» **Problem description**
How would you put this sentence from the pfSense outage post into Spanish: "Long running open states (like outbound VPN) remain operational."?

» **Passage provided**
####################

Intermittent pfSense partial outage
-
I'm using a pfsense device for home/office use, with WAN port connected to Virgin Media ISP (UK) - using the Virgin Media router in modem mode.
Around twice a day on average, not at predicable times, I get an outage with the following characteristics :
-
The pfsense router is reachable from the LAN
-
Both
LANVPN and WAN gateways are reported as up (WAN gateway is pinging 8.8.8.8). LAN, WAN and VPN interfaces look okay : -
All devices on the LAN are reachable from one another
-
Incoming OpenVPN continues to operate correctly.
-
There are no obvious error messages or firewall
block
messages reported in the logs -
Long running open states (like outbound VPN) remain operational.
-
From the LAN I cannot ping or connect to any internet hostname or IP address (*)
$ ping www.google.com ping: cannot resolve www.google.com: Unknown host
- From the LAN I can ping the ISPs DNS servers :
$ ping 194.168.4.100 PING 194.168.4.100 (194.168.4.100): 56 data bytes 64 bytes from 194.168.4.100: icmp_seq=0 ttl=61 time=11.463 ms
- pfsense will not resolve internet hostnames :
$ dig www.google.com ; <<>> DiG 9.10.6 <<>> www.google.com ;; global options: +cmd ;; Got answer: ;; ->>HEADER<<- opcode: QUERY, status: SERVFAIL, id: 25715 ;; flags: qr rd ra; QUERY: 1, ANSWER: 0, AUTHORITY: 0, ADDITIONAL: 1 ;; OPT PSEUDOSECTION: ; EDNS: version: 0, flags:; udp: 4096 ;; QUESTION SECTION: ;www.google.com. IN A ;; Query time: 235 msec ;; SERVER: 192.168.1.1#53(192.168.1.1) ;; WHEN: Mon May 25 09:42:03 BST 2020 ;; MSG SIZE rcvd: 43
- I can resolve internet hostnames by directly specifying the server
dig @194.168.4.100 www.google.com ; <<>> DiG 9.10.6 <<>> @194.168.4.100 www.google.com ; (1 server found) ;; global options: +cmd ;; Got answer: ;; ->>HEADER<<- opcode: QUERY, status: NOERROR, id: 36979 ;; flags: qr rd ra; QUERY: 1, ANSWER: 1, AUTHORITY: 0, ADDITIONAL: 1 ;; OPT PSEUDOSECTION: ; EDNS: version: 0, flags:; udp: 512 ;; QUESTION SECTION: ;www.google.com. IN A ;; ANSWER SECTION: www.google.com. 213 IN A 216.58.211.164
- I cannot ping any internet hostname from the LAN :
ping 216.58.211.14 PING 216.58.211.14 (216.58.211.14): 56 data bytes Request timeout for icmp_seq 0
- I CAN ping internet hostnames directly from pfsense using the WAN as the selected source address.

####################

» **Raw data**
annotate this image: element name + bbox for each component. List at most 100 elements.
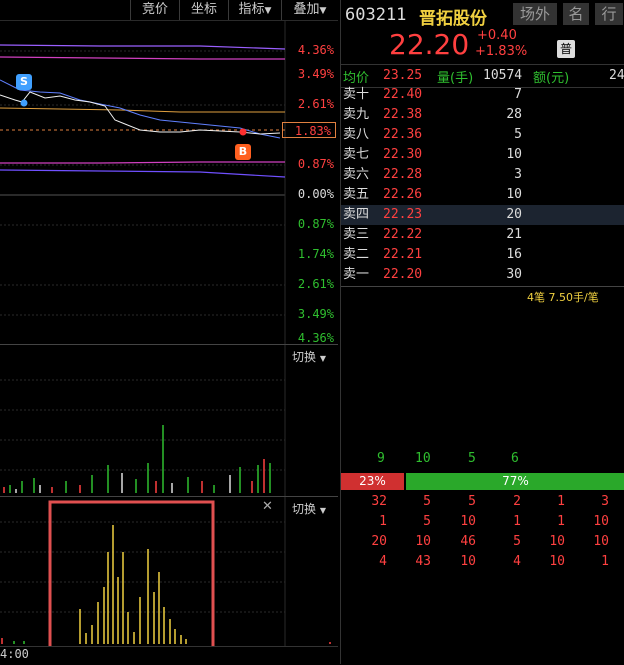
pct-label: 0.87% bbox=[297, 157, 334, 171]
level-volume: 5 bbox=[514, 127, 522, 142]
level-label: 卖六 bbox=[343, 167, 370, 182]
overlay-arrow-icon: ▼ bbox=[319, 6, 327, 16]
time-axis: 4:00 bbox=[0, 646, 338, 665]
chart-toolbar: 竞价 坐标 指标▼ 叠加▼ bbox=[0, 0, 338, 21]
tab-industry[interactable]: 行 bbox=[595, 3, 623, 25]
level-label: 卖九 bbox=[343, 107, 370, 122]
level-volume: 21 bbox=[506, 227, 522, 242]
indicator-arrow-icon: ▼ bbox=[264, 6, 272, 16]
level-label: 卖三 bbox=[343, 227, 370, 242]
auction-button[interactable]: 竞价 bbox=[130, 0, 179, 20]
order-book-row[interactable]: 卖五 22.26 10 bbox=[341, 185, 624, 205]
sell-signal-badge[interactable]: S bbox=[16, 74, 32, 90]
order-book-row[interactable]: 卖六 22.28 3 bbox=[341, 165, 624, 185]
grid-cell: 5 bbox=[468, 494, 476, 509]
level-volume: 10 bbox=[506, 187, 522, 202]
stock-name: 晋拓股份 bbox=[419, 9, 487, 29]
level-label: 卖二 bbox=[343, 247, 370, 262]
grid-cell: 4 bbox=[513, 554, 521, 569]
order-book-row[interactable]: 卖十 22.40 7 bbox=[341, 85, 624, 105]
volume-chart[interactable] bbox=[0, 345, 338, 497]
pct-label: 0.87% bbox=[297, 217, 334, 231]
order-book-row[interactable]: 卖八 22.36 5 bbox=[341, 125, 624, 145]
order-book-row[interactable]: 卖九 22.38 28 bbox=[341, 105, 624, 125]
grid-cell: 46 bbox=[460, 534, 476, 549]
amount-label: 额(元) bbox=[533, 71, 570, 86]
grid-cell: 5 bbox=[423, 514, 431, 529]
pct-label: 3.49% bbox=[297, 307, 334, 321]
order-book: 卖十 22.40 7 卖九 22.38 28 卖八 22.36 5 卖七 22.30 10 卖六… bbox=[341, 85, 624, 285]
tab-otc[interactable]: 场外 bbox=[513, 3, 557, 25]
trade-note: 4笔 7.50手/笔 bbox=[527, 291, 599, 304]
count-2: 10 bbox=[415, 451, 431, 466]
current-price: 22.20 bbox=[389, 28, 470, 61]
avg-value: 23.25 bbox=[383, 68, 423, 83]
level-volume: 28 bbox=[506, 107, 522, 122]
grid-cell: 1 bbox=[601, 554, 609, 569]
grid-cell: 1 bbox=[513, 514, 521, 529]
level-label: 卖四 bbox=[343, 207, 370, 222]
level-price: 22.23 bbox=[383, 207, 423, 222]
order-book-row-selected[interactable]: 卖四 22.23 20 bbox=[341, 205, 624, 225]
level-label: 卖一 bbox=[343, 267, 370, 282]
grid-cell: 2 bbox=[513, 494, 521, 509]
grid-cell: 32 bbox=[371, 494, 387, 509]
percent-axis-labels: 4.36% 3.49% 2.61% 1.83% 0.87% 0.00% 0.87… bbox=[282, 43, 338, 345]
grid-cell: 10 bbox=[460, 554, 476, 569]
count-1: 9 bbox=[377, 451, 385, 466]
level-volume: 16 bbox=[506, 247, 522, 262]
overlay-button[interactable]: 叠加▼ bbox=[281, 0, 338, 20]
order-book-row[interactable]: 卖二 22.21 16 bbox=[341, 245, 624, 265]
price-change: +0.40 bbox=[477, 28, 517, 43]
indicator-button[interactable]: 指标▼ bbox=[228, 0, 281, 20]
stock-code: 603211 bbox=[345, 5, 407, 25]
pct-label: 3.49% bbox=[297, 67, 334, 81]
buy-signal-badge[interactable]: B bbox=[235, 144, 251, 160]
grid-cell: 10 bbox=[460, 514, 476, 529]
detail-grid: 32 5 5 2 1 3 1 5 10 1 1 10 20 10 46 5 10… bbox=[341, 492, 624, 572]
level-label: 卖十 bbox=[343, 87, 370, 102]
volume-value: 10574 bbox=[483, 68, 523, 83]
sell-ratio-label: 23% bbox=[359, 474, 386, 488]
buy-ratio-segment: 77% bbox=[406, 473, 624, 490]
level-volume: 20 bbox=[506, 207, 522, 222]
level-volume: 10 bbox=[506, 147, 522, 162]
level-label: 卖五 bbox=[343, 187, 370, 202]
grid-cell: 5 bbox=[513, 534, 521, 549]
level-price: 22.36 bbox=[383, 127, 423, 142]
order-book-row[interactable]: 卖一 22.20 30 bbox=[341, 265, 624, 285]
level-price: 22.28 bbox=[383, 167, 423, 182]
buy-sell-ratio-bar: 23% 77% bbox=[341, 473, 624, 490]
stock-type-badge: 普 bbox=[557, 40, 575, 58]
pct-label: 4.36% bbox=[297, 43, 334, 57]
level-price: 22.22 bbox=[383, 227, 423, 242]
level-price: 22.40 bbox=[383, 87, 423, 102]
count-3: 5 bbox=[468, 451, 476, 466]
level-volume: 3 bbox=[514, 167, 522, 182]
order-book-row[interactable]: 卖七 22.30 10 bbox=[341, 145, 624, 165]
indicator-chart[interactable] bbox=[0, 497, 338, 647]
grid-cell: 10 bbox=[593, 514, 609, 529]
price-change-pct: +1.83% bbox=[475, 44, 528, 59]
grid-cell: 1 bbox=[379, 514, 387, 529]
order-book-row[interactable]: 卖三 22.22 21 bbox=[341, 225, 624, 245]
grid-cell: 3 bbox=[601, 494, 609, 509]
grid-cell: 43 bbox=[415, 554, 431, 569]
grid-cell: 10 bbox=[549, 554, 565, 569]
tab-name[interactable]: 名 bbox=[563, 3, 589, 25]
grid-cell: 4 bbox=[379, 554, 387, 569]
amount-value: 24 bbox=[609, 68, 624, 83]
pct-zero-label: 0.00% bbox=[297, 187, 334, 201]
pct-label: 4.36% bbox=[297, 331, 334, 345]
level-label: 卖七 bbox=[343, 147, 370, 162]
quote-panel: 603211 晋拓股份 场外 名 行 22.20 +0.40 +1.83% 普 … bbox=[340, 0, 624, 664]
grid-cell: 1 bbox=[557, 494, 565, 509]
level-volume: 30 bbox=[506, 267, 522, 282]
level-price: 22.38 bbox=[383, 107, 423, 122]
buy-ratio-label: 77% bbox=[502, 474, 529, 488]
pct-label: 1.74% bbox=[297, 247, 334, 261]
grid-cell: 5 bbox=[423, 494, 431, 509]
count-4: 6 bbox=[511, 451, 519, 466]
coord-button[interactable]: 坐标 bbox=[179, 0, 228, 20]
buy-point-marker bbox=[20, 99, 28, 107]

####################

» **Problem solution**
Los estados abiertos de larga duración (como la VPN saliente) siguen operativos.